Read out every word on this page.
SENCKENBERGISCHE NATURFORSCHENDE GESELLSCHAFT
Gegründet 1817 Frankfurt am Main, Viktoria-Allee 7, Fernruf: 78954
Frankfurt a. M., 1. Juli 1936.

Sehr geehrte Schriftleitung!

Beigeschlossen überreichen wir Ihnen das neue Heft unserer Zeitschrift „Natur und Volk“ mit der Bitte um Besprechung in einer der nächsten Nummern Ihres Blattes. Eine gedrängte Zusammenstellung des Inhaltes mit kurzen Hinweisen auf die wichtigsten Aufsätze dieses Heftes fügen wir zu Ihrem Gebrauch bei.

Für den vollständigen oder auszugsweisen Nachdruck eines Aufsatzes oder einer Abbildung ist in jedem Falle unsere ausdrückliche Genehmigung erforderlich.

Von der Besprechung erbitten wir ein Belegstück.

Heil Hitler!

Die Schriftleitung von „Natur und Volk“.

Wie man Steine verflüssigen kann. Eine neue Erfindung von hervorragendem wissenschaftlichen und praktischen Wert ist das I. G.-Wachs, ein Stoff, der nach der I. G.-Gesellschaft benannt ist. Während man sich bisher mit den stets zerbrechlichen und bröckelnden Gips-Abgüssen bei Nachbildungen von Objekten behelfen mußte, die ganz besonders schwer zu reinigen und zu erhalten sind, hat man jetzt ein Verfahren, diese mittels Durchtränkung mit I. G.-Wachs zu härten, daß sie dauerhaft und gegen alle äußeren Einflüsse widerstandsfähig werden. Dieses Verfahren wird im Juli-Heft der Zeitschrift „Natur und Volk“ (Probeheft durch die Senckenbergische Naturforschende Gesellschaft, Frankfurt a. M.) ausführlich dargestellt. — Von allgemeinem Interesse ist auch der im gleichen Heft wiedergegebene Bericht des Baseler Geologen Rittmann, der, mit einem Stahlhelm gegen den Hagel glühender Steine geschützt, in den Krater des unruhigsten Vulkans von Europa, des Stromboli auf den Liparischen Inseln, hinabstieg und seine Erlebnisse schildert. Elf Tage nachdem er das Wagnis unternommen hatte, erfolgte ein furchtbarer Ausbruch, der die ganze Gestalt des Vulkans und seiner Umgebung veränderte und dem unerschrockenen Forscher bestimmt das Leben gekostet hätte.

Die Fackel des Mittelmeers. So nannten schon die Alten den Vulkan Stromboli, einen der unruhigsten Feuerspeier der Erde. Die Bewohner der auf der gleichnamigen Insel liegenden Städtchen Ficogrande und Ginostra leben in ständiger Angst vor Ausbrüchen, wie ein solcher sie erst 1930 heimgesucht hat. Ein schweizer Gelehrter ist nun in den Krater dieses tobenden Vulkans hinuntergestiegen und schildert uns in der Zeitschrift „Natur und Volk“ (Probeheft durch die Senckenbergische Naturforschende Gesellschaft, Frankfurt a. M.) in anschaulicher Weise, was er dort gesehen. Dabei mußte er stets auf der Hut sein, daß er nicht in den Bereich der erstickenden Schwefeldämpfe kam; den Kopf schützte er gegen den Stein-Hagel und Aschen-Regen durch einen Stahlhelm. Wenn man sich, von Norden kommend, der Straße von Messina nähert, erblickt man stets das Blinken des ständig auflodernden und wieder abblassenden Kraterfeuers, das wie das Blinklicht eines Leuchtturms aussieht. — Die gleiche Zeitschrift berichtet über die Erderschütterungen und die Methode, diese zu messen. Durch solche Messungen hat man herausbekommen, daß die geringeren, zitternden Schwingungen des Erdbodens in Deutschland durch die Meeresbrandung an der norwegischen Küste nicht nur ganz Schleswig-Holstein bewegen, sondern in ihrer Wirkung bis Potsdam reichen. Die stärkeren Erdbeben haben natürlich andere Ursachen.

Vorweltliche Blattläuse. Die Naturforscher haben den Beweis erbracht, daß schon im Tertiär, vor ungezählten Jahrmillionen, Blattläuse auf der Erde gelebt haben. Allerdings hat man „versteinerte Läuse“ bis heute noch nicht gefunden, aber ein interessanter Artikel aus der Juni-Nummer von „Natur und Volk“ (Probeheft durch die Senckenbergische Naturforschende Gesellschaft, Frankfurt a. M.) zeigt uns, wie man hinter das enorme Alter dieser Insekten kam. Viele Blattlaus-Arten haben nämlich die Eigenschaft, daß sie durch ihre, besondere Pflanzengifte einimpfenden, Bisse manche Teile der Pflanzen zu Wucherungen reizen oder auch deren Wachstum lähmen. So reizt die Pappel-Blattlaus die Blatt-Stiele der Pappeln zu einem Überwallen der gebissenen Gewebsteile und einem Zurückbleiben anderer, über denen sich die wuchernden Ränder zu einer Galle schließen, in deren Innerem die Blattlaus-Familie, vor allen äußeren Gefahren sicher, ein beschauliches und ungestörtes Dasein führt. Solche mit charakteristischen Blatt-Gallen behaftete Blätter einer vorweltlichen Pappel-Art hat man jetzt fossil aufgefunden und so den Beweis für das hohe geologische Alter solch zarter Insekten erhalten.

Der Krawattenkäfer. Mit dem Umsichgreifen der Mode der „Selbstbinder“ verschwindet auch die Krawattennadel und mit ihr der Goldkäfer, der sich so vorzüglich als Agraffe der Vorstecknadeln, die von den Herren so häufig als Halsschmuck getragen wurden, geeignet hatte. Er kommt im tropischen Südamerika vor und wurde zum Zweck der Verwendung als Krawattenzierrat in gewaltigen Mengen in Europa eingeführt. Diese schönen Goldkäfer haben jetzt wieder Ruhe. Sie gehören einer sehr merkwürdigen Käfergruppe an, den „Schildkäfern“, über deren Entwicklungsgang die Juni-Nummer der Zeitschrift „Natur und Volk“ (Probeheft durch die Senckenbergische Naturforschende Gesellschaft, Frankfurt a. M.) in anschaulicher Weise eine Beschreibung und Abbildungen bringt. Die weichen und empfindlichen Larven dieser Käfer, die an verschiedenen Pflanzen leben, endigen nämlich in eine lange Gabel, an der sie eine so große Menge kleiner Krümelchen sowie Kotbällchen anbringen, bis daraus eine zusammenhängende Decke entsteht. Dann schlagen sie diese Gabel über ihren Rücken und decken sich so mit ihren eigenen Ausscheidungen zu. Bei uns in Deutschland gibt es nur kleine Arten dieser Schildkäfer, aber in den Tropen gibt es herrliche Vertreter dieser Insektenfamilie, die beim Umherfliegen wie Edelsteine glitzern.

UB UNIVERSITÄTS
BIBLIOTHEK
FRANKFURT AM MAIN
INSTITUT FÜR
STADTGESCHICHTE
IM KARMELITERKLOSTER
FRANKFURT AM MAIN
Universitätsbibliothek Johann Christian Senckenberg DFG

TASK OBJECTIVE:
Take the entries and copy them out exactly.

TASK OUTPUT:
Read out every word on this page.
SENCKENBERGISCHE NATURFORSCHENDE GESELLSCHAFT
Gegründet 1817 Frankfurt am Main, Viktoria-Allee 7, Fernruf: 78954
Frankfurt a. M., 1. Juli 1936.

Sehr geehrte Schriftleitung!

Beigeschlossen überreichen wir Ihnen das neue Heft unserer Zeitschrift „Natur und Volk“ mit der Bitte um Besprechung in einer der nächsten Nummern Ihres Blattes. Eine gedrängte Zusammenstellung des Inhaltes mit kurzen Hinweisen auf die wichtigsten Aufsätze dieses Heftes fügen wir zu Ihrem Gebrauch bei.

Für den vollständigen oder auszugsweisen Nachdruck eines Aufsatzes oder einer Abbildung ist in jedem Falle unsere ausdrückliche Genehmigung erforderlich.

Von der Besprechung erbitten wir ein Belegstück.

Heil Hitler!

Die Schriftleitung von „Natur und Volk“.

Wie man Steine verflüssigen kann. Eine neue Erfindung von hervorragendem wissenschaftlichen und praktischen Wert ist das I. G.-Wachs, ein Stoff, der nach der I. G.-Gesellschaft benannt ist. Während man sich bisher mit den stets zerbrechlichen und bröckelnden Gips-Abgüssen bei Nachbildungen von Objekten behelfen mußte, die ganz besonders schwer zu reinigen und zu erhalten sind, hat man jetzt ein Verfahren, diese mittels Durchtränkung mit I. G.-Wachs zu härten, daß sie dauerhaft und gegen alle äußeren Einflüsse widerstandsfähig werden. Dieses Verfahren wird im Juli-Heft der Zeitschrift „Natur und Volk“ (Probeheft durch die Senckenbergische Naturforschende Gesellschaft, Frankfurt a. M.) ausführlich dargestellt. — Von allgemeinem Interesse ist auch der im gleichen Heft wiedergegebene Bericht des Baseler Geologen Rittmann, der, mit einem Stahlhelm gegen den Hagel glühender Steine geschützt, in den Krater des unruhigsten Vulkans von Europa, des Stromboli auf den Liparischen Inseln, hinabstieg und seine Erlebnisse schildert. Elf Tage nachdem er das Wagnis unternommen hatte, erfolgte ein furchtbarer Ausbruch, der die ganze Gestalt des Vulkans und seiner Umgebung veränderte und dem unerschrockenen Forscher bestimmt das Leben gekostet hätte.

Die Fackel des Mittelmeers. So nannten schon die Alten den Vulkan Stromboli, einen der unruhigsten Feuerspeier der Erde. Die Bewohner der auf der gleichnamigen Insel liegenden Städtchen Ficogrande und Ginostra leben in ständiger Angst vor Ausbrüchen, wie ein solcher sie erst 1930 heimgesucht hat. Ein schweizer Gelehrter ist nun in den Krater dieses tobenden Vulkans hinuntergestiegen und schildert uns in der Zeitschrift „Natur und Volk“ (Probeheft durch die Senckenbergische Naturforschende Gesellschaft, Frankfurt a. M.) in anschaulicher Weise, was er dort gesehen. Dabei mußte er stets auf der Hut sein, daß er nicht in den Bereich der erstickenden Schwefeldämpfe kam; den Kopf schützte er gegen den Stein-Hagel und Aschen-Regen durch einen Stahlhelm. Wenn man sich, von Norden kommend, der Straße von Messina nähert, erblickt man stets das Blinken des ständig auflodernden und wieder abblassenden Kraterfeuers, das wie das Blinklicht eines Leuchtturms aussieht. — Die gleiche Zeitschrift berichtet über die Erderschütterungen und die Methode, diese zu messen. Durch solche Messungen hat man herausbekommen, daß die geringeren, zitternden Schwingungen des Erdbodens in Deutschland durch die Meeresbrandung an der norwegischen Küste nicht nur ganz Schleswig-Holstein bewegen, sondern in ihrer Wirkung bis Potsdam reichen. Die stärkeren Erdbeben haben natürlich andere Ursachen.

Vorweltliche Blattläuse. Die Naturforscher haben den Beweis erbracht, daß schon im Tertiär, vor ungezählten Jahrmillionen, Blattläuse auf der Erde gelebt haben. Allerdings hat man „versteinerte Läuse“ bis heute noch nicht gefunden, aber ein interessanter Artikel aus der Juni-Nummer von „Natur und Volk“ (Probeheft durch die Senckenbergische Naturforschende Gesellschaft, Frankfurt a. M.) zeigt uns, wie man hinter das enorme Alter dieser Insekten kam. Viele Blattlaus-Arten haben nämlich die Eigenschaft, daß sie durch ihre, besondere Pflanzengifte einimpfenden, Bisse manche Teile der Pflanzen zu Wucherungen reizen oder auch deren Wachstum lähmen. So reizt die Pappel-Blattlaus die Blatt-Stiele der Pappeln zu einem Überwallen der gebissenen Gewebsteile und einem Zurückbleiben anderer, über denen sich die wuchernden Ränder zu einer Galle schließen, in deren Innerem die Blattlaus-Familie, vor allen äußeren Gefahren sicher, ein beschauliches und ungestörtes Dasein führt. Solche mit charakteristischen Blatt-Gallen behaftete Blätter einer vorweltlichen Pappel-Art hat man jetzt fossil aufgefunden und so den Beweis für das hohe geologische Alter solch zarter Insekten erhalten.

Der Krawattenkäfer. Mit dem Umsichgreifen der Mode der „Selbstbinder“ verschwindet auch die Krawattennadel und mit ihr der Goldkäfer, der sich so vorzüglich als Agraffe der Vorstecknadeln, die von den Herren so häufig als Halsschmuck getragen wurden, geeignet hatte. Er kommt im tropischen Südamerika vor und wurde zum Zweck der Verwendung als Krawattenzierrat in gewaltigen Mengen in Europa eingeführt. Diese schönen Goldkäfer haben jetzt wieder Ruhe. Sie gehören einer sehr merkwürdigen Käfergruppe an, den „Schildkäfern“, über deren Entwicklungsgang die Juni-Nummer der Zeitschrift „Natur und Volk“ (Probeheft durch die Senckenbergische Naturforschende Gesellschaft, Frankfurt a. M.) in anschaulicher Weise eine Beschreibung und Abbildungen bringt. Die weichen und empfindlichen Larven dieser Käfer, die an verschiedenen Pflanzen leben, endigen nämlich in eine lange Gabel, an der sie eine so große Menge kleiner Krümelchen sowie Kotbällchen anbringen, bis daraus eine zusammenhängende Decke entsteht. Dann schlagen sie diese Gabel über ihren Rücken und decken sich so mit ihren eigenen Ausscheidungen zu. Bei uns in Deutschland gibt es nur kleine Arten dieser Schildkäfer, aber in den Tropen gibt es herrliche Vertreter dieser Insektenfamilie, die beim Umherfliegen wie Edelsteine glitzern.

UB UNIVERSITÄTS
BIBLIOTHEK
FRANKFURT AM MAIN
INSTITUT FÜR
STADTGESCHICHTE
IM KARMELITERKLOSTER
FRANKFURT AM MAIN
Universitätsbibliothek Johann Christian Senckenberg DFG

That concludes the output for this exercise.